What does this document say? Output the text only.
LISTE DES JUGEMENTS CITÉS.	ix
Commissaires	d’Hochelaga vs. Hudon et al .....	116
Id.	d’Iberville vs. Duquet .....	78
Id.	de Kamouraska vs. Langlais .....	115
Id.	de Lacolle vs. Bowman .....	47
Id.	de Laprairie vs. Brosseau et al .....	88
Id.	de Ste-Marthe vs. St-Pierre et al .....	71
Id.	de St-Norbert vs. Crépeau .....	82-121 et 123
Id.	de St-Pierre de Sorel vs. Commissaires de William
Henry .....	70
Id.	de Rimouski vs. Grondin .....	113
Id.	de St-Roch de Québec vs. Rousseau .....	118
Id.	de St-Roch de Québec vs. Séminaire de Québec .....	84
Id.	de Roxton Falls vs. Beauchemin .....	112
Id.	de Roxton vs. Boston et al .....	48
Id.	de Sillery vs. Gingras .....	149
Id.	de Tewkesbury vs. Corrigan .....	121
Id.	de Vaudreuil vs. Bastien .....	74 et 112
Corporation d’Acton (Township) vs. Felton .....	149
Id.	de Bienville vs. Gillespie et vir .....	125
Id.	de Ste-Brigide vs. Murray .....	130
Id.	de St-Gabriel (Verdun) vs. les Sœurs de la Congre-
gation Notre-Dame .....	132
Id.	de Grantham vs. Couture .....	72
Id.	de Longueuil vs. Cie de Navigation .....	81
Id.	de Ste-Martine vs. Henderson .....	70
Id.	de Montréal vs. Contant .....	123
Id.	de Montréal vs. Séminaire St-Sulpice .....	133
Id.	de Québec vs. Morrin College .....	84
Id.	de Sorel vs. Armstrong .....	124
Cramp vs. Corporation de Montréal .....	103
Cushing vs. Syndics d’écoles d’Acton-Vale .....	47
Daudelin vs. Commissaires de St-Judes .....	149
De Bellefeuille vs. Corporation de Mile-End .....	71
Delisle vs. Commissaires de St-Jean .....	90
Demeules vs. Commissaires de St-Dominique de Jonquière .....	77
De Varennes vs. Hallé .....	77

══════════

Spot every line that holds "Acton" and copy it.

Corporation d’Acton (Township) vs. Felton .....	149
Cushing vs. Syndics d’écoles d’Acton-Vale .....	47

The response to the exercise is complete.